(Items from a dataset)
%%

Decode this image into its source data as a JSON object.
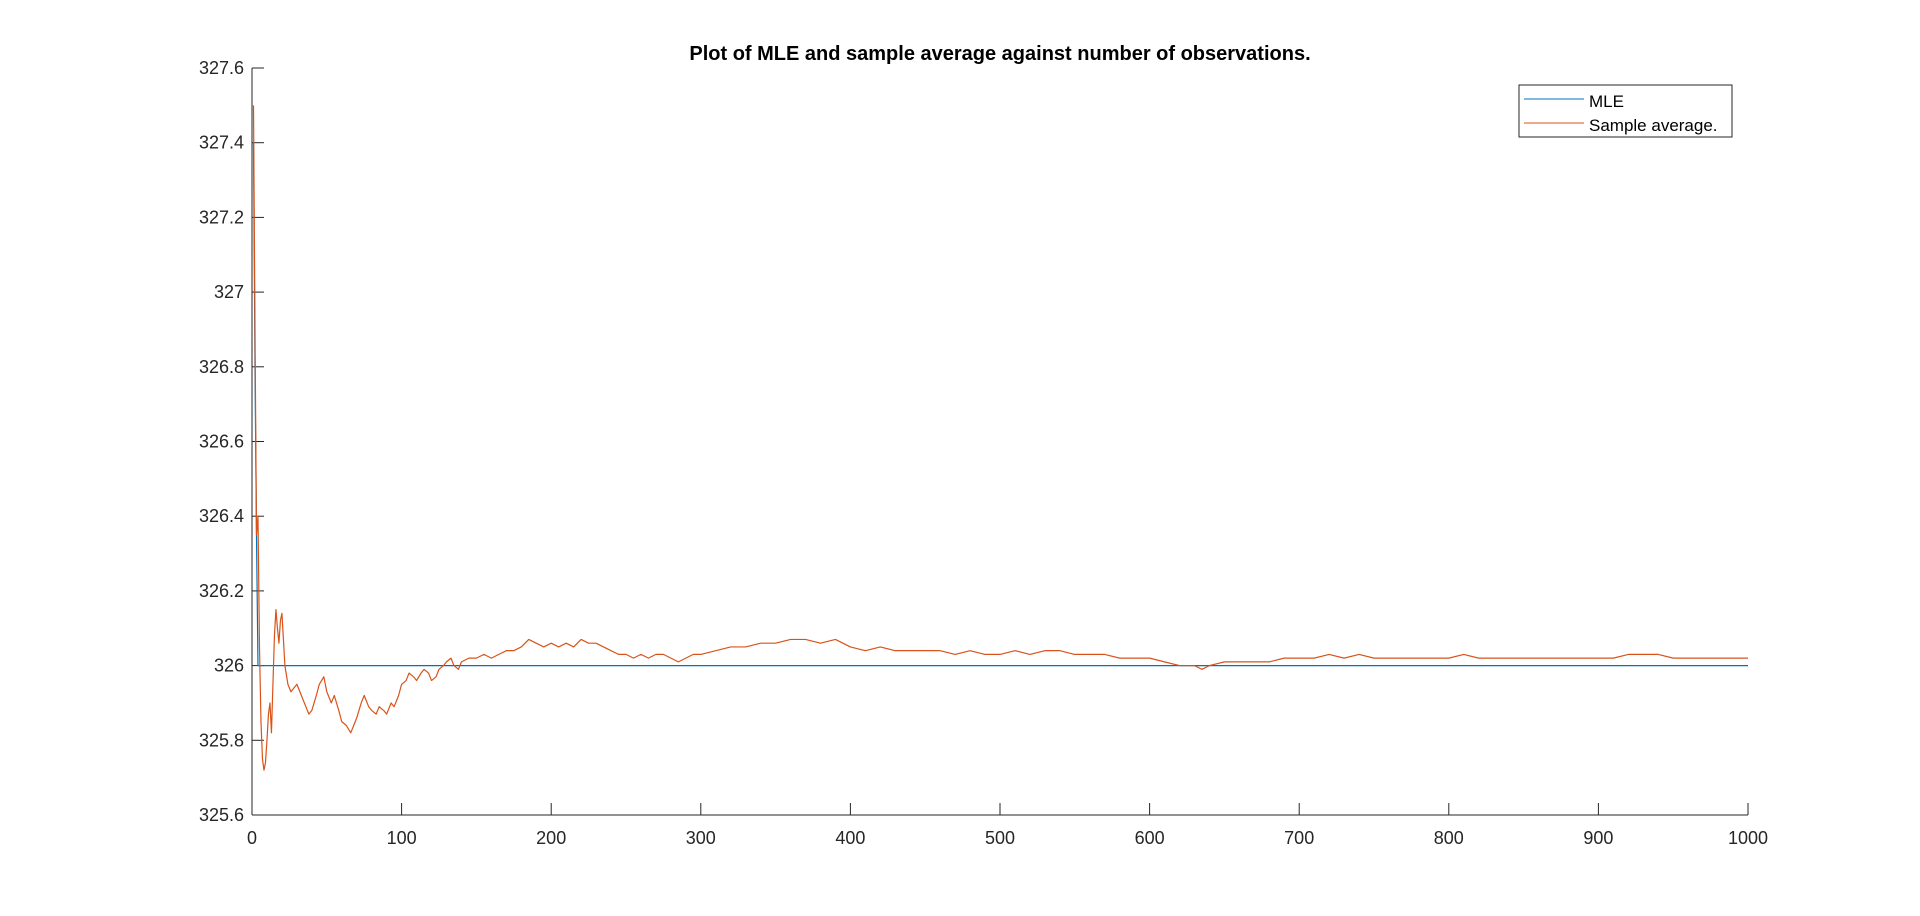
{
  "chart_data": {
    "type": "line",
    "title": "Plot of MLE and sample average against number of observations.",
    "xlabel": "",
    "ylabel": "",
    "xlim": [
      0,
      1000
    ],
    "ylim": [
      325.6,
      327.6
    ],
    "x_ticks": [
      0,
      100,
      200,
      300,
      400,
      500,
      600,
      700,
      800,
      900,
      1000
    ],
    "x_tick_labels": [
      "0",
      "100",
      "200",
      "300",
      "400",
      "500",
      "600",
      "700",
      "800",
      "900",
      "1000"
    ],
    "y_ticks": [
      325.6,
      325.8,
      326,
      326.2,
      326.4,
      326.6,
      326.8,
      327,
      327.2,
      327.4,
      327.6
    ],
    "y_tick_labels": [
      "325.6",
      "325.8",
      "326",
      "326.2",
      "326.4",
      "326.6",
      "326.8",
      "327",
      "327.2",
      "327.4",
      "327.6"
    ],
    "grid": false,
    "legend_position": "top-right",
    "series": [
      {
        "name": "MLE",
        "color": "#0072BD",
        "x": [
          1,
          2,
          3,
          4,
          5,
          1000
        ],
        "y": [
          327.4,
          326.8,
          326.35,
          326.0,
          326.0,
          326.0
        ]
      },
      {
        "name": "Sample average.",
        "color": "#D95319",
        "x": [
          1,
          2,
          3,
          4,
          5,
          6,
          7,
          8,
          9,
          10,
          11,
          12,
          13,
          14,
          15,
          16,
          17,
          18,
          19,
          20,
          22,
          24,
          26,
          28,
          30,
          32,
          35,
          38,
          40,
          43,
          45,
          48,
          50,
          53,
          55,
          58,
          60,
          63,
          66,
          68,
          70,
          73,
          75,
          78,
          80,
          83,
          85,
          88,
          90,
          93,
          95,
          98,
          100,
          103,
          105,
          108,
          110,
          113,
          115,
          118,
          120,
          123,
          125,
          128,
          130,
          133,
          135,
          138,
          140,
          145,
          150,
          155,
          160,
          165,
          170,
          175,
          180,
          185,
          190,
          195,
          200,
          205,
          210,
          215,
          220,
          225,
          230,
          235,
          240,
          245,
          250,
          255,
          260,
          265,
          270,
          275,
          280,
          285,
          290,
          295,
          300,
          310,
          320,
          330,
          340,
          350,
          360,
          370,
          380,
          390,
          395,
          400,
          410,
          420,
          430,
          440,
          450,
          460,
          470,
          480,
          490,
          500,
          510,
          520,
          530,
          540,
          550,
          560,
          570,
          580,
          590,
          600,
          610,
          620,
          630,
          635,
          640,
          650,
          660,
          670,
          680,
          690,
          700,
          710,
          720,
          730,
          740,
          750,
          760,
          770,
          780,
          790,
          800,
          810,
          820,
          830,
          840,
          850,
          860,
          870,
          880,
          890,
          900,
          910,
          920,
          930,
          940,
          950,
          960,
          970,
          980,
          990,
          1000
        ],
        "y": [
          327.5,
          326.9,
          326.35,
          326.4,
          326.05,
          325.85,
          325.75,
          325.72,
          325.74,
          325.8,
          325.87,
          325.9,
          325.82,
          325.95,
          326.08,
          326.15,
          326.1,
          326.06,
          326.12,
          326.14,
          326.0,
          325.95,
          325.93,
          325.94,
          325.95,
          325.93,
          325.9,
          325.87,
          325.88,
          325.92,
          325.95,
          325.97,
          325.93,
          325.9,
          325.92,
          325.88,
          325.85,
          325.84,
          325.82,
          325.84,
          325.86,
          325.9,
          325.92,
          325.89,
          325.88,
          325.87,
          325.89,
          325.88,
          325.87,
          325.9,
          325.89,
          325.92,
          325.95,
          325.96,
          325.98,
          325.97,
          325.96,
          325.98,
          325.99,
          325.98,
          325.96,
          325.97,
          325.99,
          326.0,
          326.01,
          326.02,
          326.0,
          325.99,
          326.01,
          326.02,
          326.02,
          326.03,
          326.02,
          326.03,
          326.04,
          326.04,
          326.05,
          326.07,
          326.06,
          326.05,
          326.06,
          326.05,
          326.06,
          326.05,
          326.07,
          326.06,
          326.06,
          326.05,
          326.04,
          326.03,
          326.03,
          326.02,
          326.03,
          326.02,
          326.03,
          326.03,
          326.02,
          326.01,
          326.02,
          326.03,
          326.03,
          326.04,
          326.05,
          326.05,
          326.06,
          326.06,
          326.07,
          326.07,
          326.06,
          326.07,
          326.06,
          326.05,
          326.04,
          326.05,
          326.04,
          326.04,
          326.04,
          326.04,
          326.03,
          326.04,
          326.03,
          326.03,
          326.04,
          326.03,
          326.04,
          326.04,
          326.03,
          326.03,
          326.03,
          326.02,
          326.02,
          326.02,
          326.01,
          326.0,
          326.0,
          325.99,
          326.0,
          326.01,
          326.01,
          326.01,
          326.01,
          326.02,
          326.02,
          326.02,
          326.03,
          326.02,
          326.03,
          326.02,
          326.02,
          326.02,
          326.02,
          326.02,
          326.02,
          326.03,
          326.02,
          326.02,
          326.02,
          326.02,
          326.02,
          326.02,
          326.02,
          326.02,
          326.02,
          326.02,
          326.03,
          326.03,
          326.03,
          326.02,
          326.02,
          326.02,
          326.02,
          326.02,
          326.02
        ]
      }
    ]
  }
}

%%

» Problem description
Write the material out again exactly as it appears, dropping the pictures.

» Response
Decode this image into its source data as a JSON object.
{
  "chart_data": {
    "type": "line",
    "title": "Plot of MLE and sample average against number of observations.",
    "xlabel": "",
    "ylabel": "",
    "xlim": [
      0,
      1000
    ],
    "ylim": [
      325.6,
      327.6
    ],
    "x_ticks": [
      0,
      100,
      200,
      300,
      400,
      500,
      600,
      700,
      800,
      900,
      1000
    ],
    "x_tick_labels": [
      "0",
      "100",
      "200",
      "300",
      "400",
      "500",
      "600",
      "700",
      "800",
      "900",
      "1000"
    ],
    "y_ticks": [
      325.6,
      325.8,
      326,
      326.2,
      326.4,
      326.6,
      326.8,
      327,
      327.2,
      327.4,
      327.6
    ],
    "y_tick_labels": [
      "325.6",
      "325.8",
      "326",
      "326.2",
      "326.4",
      "326.6",
      "326.8",
      "327",
      "327.2",
      "327.4",
      "327.6"
    ],
    "grid": false,
    "legend_position": "top-right",
    "series": [
      {
        "name": "MLE",
        "color": "#0072BD",
        "x": [
          1,
          2,
          3,
          4,
          5,
          1000
        ],
        "y": [
          327.4,
          326.8,
          326.35,
          326.0,
          326.0,
          326.0
        ]
      },
      {
        "name": "Sample average.",
        "color": "#D95319",
        "x": [
          1,
          2,
          3,
          4,
          5,
          6,
          7,
          8,
          9,
          10,
          11,
          12,
          13,
          14,
          15,
          16,
          17,
          18,
          19,
          20,
          22,
          24,
          26,
          28,
          30,
          32,
          35,
          38,
          40,
          43,
          45,
          48,
          50,
          53,
          55,
          58,
          60,
          63,
          66,
          68,
          70,
          73,
          75,
          78,
          80,
          83,
          85,
          88,
          90,
          93,
          95,
          98,
          100,
          103,
          105,
          108,
          110,
          113,
          115,
          118,
          120,
          123,
          125,
          128,
          130,
          133,
          135,
          138,
          140,
          145,
          150,
          155,
          160,
          165,
          170,
          175,
          180,
          185,
          190,
          195,
          200,
          205,
          210,
          215,
          220,
          225,
          230,
          235,
          240,
          245,
          250,
          255,
          260,
          265,
          270,
          275,
          280,
          285,
          290,
          295,
          300,
          310,
          320,
          330,
          340,
          350,
          360,
          370,
          380,
          390,
          395,
          400,
          410,
          420,
          430,
          440,
          450,
          460,
          470,
          480,
          490,
          500,
          510,
          520,
          530,
          540,
          550,
          560,
          570,
          580,
          590,
          600,
          610,
          620,
          630,
          635,
          640,
          650,
          660,
          670,
          680,
          690,
          700,
          710,
          720,
          730,
          740,
          750,
          760,
          770,
          780,
          790,
          800,
          810,
          820,
          830,
          840,
          850,
          860,
          870,
          880,
          890,
          900,
          910,
          920,
          930,
          940,
          950,
          960,
          970,
          980,
          990,
          1000
        ],
        "y": [
          327.5,
          326.9,
          326.35,
          326.4,
          326.05,
          325.85,
          325.75,
          325.72,
          325.74,
          325.8,
          325.87,
          325.9,
          325.82,
          325.95,
          326.08,
          326.15,
          326.1,
          326.06,
          326.12,
          326.14,
          326.0,
          325.95,
          325.93,
          325.94,
          325.95,
          325.93,
          325.9,
          325.87,
          325.88,
          325.92,
          325.95,
          325.97,
          325.93,
          325.9,
          325.92,
          325.88,
          325.85,
          325.84,
          325.82,
          325.84,
          325.86,
          325.9,
          325.92,
          325.89,
          325.88,
          325.87,
          325.89,
          325.88,
          325.87,
          325.9,
          325.89,
          325.92,
          325.95,
          325.96,
          325.98,
          325.97,
          325.96,
          325.98,
          325.99,
          325.98,
          325.96,
          325.97,
          325.99,
          326.0,
          326.01,
          326.02,
          326.0,
          325.99,
          326.01,
          326.02,
          326.02,
          326.03,
          326.02,
          326.03,
          326.04,
          326.04,
          326.05,
          326.07,
          326.06,
          326.05,
          326.06,
          326.05,
          326.06,
          326.05,
          326.07,
          326.06,
          326.06,
          326.05,
          326.04,
          326.03,
          326.03,
          326.02,
          326.03,
          326.02,
          326.03,
          326.03,
          326.02,
          326.01,
          326.02,
          326.03,
          326.03,
          326.04,
          326.05,
          326.05,
          326.06,
          326.06,
          326.07,
          326.07,
          326.06,
          326.07,
          326.06,
          326.05,
          326.04,
          326.05,
          326.04,
          326.04,
          326.04,
          326.04,
          326.03,
          326.04,
          326.03,
          326.03,
          326.04,
          326.03,
          326.04,
          326.04,
          326.03,
          326.03,
          326.03,
          326.02,
          326.02,
          326.02,
          326.01,
          326.0,
          326.0,
          325.99,
          326.0,
          326.01,
          326.01,
          326.01,
          326.01,
          326.02,
          326.02,
          326.02,
          326.03,
          326.02,
          326.03,
          326.02,
          326.02,
          326.02,
          326.02,
          326.02,
          326.02,
          326.03,
          326.02,
          326.02,
          326.02,
          326.02,
          326.02,
          326.02,
          326.02,
          326.02,
          326.02,
          326.02,
          326.03,
          326.03,
          326.03,
          326.02,
          326.02,
          326.02,
          326.02,
          326.02,
          326.02
        ]
      }
    ]
  }
}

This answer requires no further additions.